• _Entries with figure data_
++++++++
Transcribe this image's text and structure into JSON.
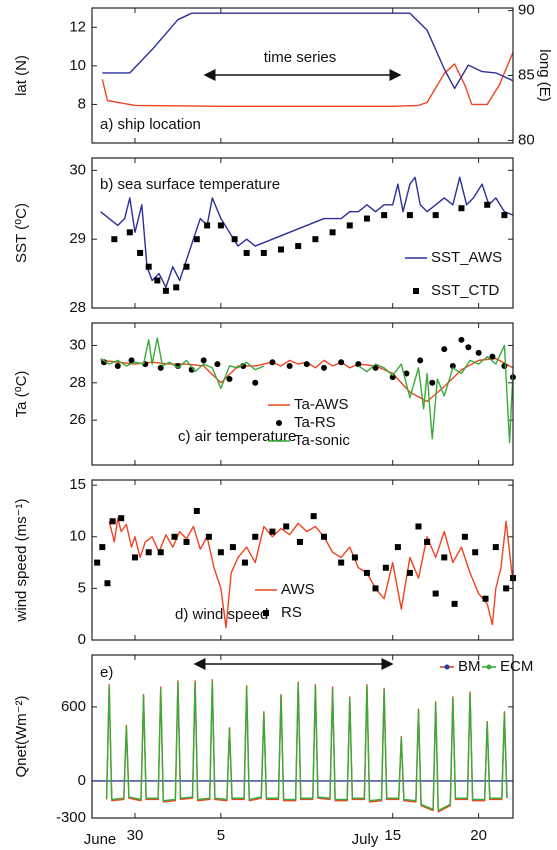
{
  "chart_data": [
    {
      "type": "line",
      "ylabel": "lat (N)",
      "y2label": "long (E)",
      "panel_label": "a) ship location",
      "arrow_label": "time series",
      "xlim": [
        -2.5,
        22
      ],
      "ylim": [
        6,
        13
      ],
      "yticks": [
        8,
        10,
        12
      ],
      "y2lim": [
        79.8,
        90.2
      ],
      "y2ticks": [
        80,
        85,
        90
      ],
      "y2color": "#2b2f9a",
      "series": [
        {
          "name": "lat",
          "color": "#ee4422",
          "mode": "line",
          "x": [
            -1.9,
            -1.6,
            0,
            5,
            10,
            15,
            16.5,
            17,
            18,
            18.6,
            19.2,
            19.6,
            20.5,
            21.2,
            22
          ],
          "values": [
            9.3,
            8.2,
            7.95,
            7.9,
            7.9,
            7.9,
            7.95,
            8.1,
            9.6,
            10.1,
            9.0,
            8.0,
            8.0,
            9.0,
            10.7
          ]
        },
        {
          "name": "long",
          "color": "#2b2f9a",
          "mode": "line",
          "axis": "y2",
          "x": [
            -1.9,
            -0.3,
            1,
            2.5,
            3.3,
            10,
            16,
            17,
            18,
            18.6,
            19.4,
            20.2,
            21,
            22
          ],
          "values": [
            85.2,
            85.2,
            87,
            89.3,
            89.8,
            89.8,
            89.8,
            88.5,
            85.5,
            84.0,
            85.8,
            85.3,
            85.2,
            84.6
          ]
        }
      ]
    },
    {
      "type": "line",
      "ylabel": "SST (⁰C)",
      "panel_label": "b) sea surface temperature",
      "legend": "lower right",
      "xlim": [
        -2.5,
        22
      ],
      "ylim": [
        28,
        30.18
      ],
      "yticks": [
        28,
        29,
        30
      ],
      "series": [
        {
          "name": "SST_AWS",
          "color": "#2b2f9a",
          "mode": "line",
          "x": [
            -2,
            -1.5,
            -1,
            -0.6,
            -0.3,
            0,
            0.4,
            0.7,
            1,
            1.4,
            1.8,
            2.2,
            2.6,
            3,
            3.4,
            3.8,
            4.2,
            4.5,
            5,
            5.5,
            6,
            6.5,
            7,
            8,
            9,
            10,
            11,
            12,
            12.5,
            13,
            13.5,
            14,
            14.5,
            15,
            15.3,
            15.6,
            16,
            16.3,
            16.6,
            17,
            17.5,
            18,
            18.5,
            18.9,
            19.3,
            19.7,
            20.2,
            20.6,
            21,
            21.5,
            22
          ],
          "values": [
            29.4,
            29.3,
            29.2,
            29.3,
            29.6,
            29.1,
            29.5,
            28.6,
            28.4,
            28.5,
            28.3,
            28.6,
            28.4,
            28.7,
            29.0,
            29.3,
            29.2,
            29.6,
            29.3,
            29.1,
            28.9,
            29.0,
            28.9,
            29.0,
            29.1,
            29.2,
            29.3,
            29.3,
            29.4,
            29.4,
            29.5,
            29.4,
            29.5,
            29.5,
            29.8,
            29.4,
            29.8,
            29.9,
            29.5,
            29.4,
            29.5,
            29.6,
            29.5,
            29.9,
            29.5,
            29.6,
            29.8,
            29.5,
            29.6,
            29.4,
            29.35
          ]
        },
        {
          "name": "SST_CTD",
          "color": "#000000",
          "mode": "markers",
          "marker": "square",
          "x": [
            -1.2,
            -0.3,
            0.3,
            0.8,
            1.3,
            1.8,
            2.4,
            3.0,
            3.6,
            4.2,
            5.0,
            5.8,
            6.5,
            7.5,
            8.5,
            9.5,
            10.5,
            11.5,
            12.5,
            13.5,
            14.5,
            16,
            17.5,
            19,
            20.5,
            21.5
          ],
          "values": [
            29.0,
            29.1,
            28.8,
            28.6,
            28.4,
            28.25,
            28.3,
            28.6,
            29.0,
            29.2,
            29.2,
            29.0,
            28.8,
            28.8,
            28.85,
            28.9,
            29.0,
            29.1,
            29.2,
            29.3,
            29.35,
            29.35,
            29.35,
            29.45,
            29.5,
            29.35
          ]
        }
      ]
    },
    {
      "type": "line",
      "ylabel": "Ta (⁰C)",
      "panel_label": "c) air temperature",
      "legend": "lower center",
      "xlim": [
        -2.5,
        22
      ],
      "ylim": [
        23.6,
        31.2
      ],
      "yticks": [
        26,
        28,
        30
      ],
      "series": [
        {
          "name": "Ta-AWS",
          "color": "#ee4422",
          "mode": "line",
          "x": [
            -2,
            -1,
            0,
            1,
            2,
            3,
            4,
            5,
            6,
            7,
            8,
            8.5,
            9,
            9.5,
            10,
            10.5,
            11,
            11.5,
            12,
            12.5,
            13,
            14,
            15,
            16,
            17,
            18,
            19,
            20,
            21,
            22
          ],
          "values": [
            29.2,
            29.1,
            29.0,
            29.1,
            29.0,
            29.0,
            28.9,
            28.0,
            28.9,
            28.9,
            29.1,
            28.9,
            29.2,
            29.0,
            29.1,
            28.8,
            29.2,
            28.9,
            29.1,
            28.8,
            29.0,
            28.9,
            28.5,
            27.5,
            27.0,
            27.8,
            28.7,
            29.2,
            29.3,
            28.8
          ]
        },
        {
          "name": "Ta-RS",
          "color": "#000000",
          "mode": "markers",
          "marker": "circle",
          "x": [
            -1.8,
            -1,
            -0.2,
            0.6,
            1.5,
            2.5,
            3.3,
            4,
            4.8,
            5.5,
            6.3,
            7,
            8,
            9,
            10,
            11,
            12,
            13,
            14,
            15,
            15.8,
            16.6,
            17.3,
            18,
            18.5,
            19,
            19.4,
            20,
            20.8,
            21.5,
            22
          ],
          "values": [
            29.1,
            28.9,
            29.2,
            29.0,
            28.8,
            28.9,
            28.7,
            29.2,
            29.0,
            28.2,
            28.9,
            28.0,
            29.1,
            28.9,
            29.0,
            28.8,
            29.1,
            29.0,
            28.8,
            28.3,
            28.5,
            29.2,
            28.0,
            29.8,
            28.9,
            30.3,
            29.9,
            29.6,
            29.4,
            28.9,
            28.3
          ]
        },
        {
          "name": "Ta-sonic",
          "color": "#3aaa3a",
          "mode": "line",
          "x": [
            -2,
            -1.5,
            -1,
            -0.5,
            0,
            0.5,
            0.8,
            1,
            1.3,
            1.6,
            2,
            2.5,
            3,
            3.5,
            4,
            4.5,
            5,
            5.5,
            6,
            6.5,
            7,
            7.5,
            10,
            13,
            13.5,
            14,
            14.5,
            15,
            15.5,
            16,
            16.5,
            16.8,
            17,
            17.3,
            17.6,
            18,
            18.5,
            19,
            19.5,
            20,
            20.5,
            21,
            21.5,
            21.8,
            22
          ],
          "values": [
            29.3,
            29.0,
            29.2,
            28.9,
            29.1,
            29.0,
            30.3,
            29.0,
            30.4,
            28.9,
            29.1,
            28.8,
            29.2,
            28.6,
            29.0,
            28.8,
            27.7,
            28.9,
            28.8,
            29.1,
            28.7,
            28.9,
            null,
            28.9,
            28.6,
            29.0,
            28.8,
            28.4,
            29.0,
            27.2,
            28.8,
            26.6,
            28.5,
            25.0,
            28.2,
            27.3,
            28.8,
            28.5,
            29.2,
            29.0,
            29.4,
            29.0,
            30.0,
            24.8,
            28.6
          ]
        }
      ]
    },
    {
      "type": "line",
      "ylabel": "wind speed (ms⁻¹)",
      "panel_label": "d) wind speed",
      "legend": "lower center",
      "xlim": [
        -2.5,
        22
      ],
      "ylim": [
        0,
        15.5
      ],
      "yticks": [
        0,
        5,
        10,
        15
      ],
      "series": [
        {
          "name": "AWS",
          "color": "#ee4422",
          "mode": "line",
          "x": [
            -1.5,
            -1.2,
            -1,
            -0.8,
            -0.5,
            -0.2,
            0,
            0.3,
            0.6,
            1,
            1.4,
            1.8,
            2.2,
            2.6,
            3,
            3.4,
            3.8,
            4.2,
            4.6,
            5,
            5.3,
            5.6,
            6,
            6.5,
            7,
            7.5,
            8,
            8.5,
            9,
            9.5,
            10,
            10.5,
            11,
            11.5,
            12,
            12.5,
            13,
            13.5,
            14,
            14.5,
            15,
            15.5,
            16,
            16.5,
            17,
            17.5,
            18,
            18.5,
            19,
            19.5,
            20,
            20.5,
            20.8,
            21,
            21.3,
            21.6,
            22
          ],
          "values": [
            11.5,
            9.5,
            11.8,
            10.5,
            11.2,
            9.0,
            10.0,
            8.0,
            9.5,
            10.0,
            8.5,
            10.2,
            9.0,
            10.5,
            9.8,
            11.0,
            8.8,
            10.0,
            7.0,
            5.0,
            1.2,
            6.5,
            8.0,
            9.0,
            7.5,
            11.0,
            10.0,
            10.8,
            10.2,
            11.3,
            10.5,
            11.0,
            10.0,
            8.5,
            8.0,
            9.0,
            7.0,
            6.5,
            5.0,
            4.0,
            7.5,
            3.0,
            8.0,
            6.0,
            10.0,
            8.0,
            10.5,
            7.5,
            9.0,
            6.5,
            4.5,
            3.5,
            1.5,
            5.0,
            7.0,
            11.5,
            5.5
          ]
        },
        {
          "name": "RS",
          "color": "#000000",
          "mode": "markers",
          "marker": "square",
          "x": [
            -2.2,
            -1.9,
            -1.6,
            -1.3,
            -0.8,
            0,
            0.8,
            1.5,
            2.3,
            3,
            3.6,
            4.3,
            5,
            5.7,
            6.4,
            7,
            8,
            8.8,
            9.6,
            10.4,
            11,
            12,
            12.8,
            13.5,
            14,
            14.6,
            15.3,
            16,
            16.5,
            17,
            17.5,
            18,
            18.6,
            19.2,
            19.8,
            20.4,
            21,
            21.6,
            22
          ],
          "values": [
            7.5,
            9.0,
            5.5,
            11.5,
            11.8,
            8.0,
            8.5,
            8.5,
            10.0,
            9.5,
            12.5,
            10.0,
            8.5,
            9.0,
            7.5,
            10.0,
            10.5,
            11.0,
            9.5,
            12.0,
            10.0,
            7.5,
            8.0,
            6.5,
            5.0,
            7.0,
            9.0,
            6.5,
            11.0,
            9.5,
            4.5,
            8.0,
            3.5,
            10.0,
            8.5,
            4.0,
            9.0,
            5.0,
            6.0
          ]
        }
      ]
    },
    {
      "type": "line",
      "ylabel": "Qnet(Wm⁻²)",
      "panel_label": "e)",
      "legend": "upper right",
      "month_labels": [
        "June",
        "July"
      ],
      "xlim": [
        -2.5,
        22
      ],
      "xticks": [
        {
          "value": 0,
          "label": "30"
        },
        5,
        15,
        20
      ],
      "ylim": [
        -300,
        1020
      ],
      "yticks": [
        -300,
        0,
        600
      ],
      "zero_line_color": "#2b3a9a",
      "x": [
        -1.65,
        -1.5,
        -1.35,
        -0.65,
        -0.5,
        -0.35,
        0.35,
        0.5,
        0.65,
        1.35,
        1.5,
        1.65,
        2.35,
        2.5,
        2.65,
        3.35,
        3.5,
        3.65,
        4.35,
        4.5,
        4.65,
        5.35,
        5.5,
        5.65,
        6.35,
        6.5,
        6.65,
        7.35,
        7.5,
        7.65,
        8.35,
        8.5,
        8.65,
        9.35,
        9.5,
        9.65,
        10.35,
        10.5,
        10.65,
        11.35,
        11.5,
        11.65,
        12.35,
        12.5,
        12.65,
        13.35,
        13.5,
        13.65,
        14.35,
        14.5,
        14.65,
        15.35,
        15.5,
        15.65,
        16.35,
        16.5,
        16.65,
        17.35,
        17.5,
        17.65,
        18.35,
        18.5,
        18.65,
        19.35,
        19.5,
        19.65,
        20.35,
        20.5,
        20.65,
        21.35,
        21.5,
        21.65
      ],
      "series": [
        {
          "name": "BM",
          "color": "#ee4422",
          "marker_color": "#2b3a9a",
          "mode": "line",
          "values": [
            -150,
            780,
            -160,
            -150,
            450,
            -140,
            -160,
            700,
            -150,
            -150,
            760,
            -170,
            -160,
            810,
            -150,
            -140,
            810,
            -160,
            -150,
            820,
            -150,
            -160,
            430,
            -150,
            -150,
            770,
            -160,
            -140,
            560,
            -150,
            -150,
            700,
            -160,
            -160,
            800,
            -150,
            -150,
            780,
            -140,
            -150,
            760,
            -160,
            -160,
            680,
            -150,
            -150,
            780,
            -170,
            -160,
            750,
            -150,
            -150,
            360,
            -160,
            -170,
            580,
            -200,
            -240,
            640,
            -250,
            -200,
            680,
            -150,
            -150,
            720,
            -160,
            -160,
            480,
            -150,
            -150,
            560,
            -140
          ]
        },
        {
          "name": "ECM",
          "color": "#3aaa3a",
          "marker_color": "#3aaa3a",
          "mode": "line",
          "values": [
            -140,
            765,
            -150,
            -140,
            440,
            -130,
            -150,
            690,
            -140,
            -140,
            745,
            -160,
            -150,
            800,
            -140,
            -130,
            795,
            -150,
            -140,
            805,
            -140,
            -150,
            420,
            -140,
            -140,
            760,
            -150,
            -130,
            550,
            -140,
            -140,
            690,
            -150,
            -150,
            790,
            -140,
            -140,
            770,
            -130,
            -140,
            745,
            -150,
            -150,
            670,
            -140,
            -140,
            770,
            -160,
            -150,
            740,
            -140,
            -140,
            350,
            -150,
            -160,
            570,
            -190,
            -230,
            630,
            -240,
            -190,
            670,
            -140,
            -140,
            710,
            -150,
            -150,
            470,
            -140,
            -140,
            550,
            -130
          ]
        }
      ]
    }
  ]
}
++++++++
Search the entries for the word "name" and pick out every line that holds it.

• _Exercise output_
          "name": "lat",
          "name": "long",
          "name": "SST_AWS",
          "name": "SST_CTD",
          "name": "Ta-AWS",
          "name": "Ta-RS",
          "name": "Ta-sonic",
          "name": "AWS",
          "name": "RS",
          "name": "BM",
          "name": "ECM",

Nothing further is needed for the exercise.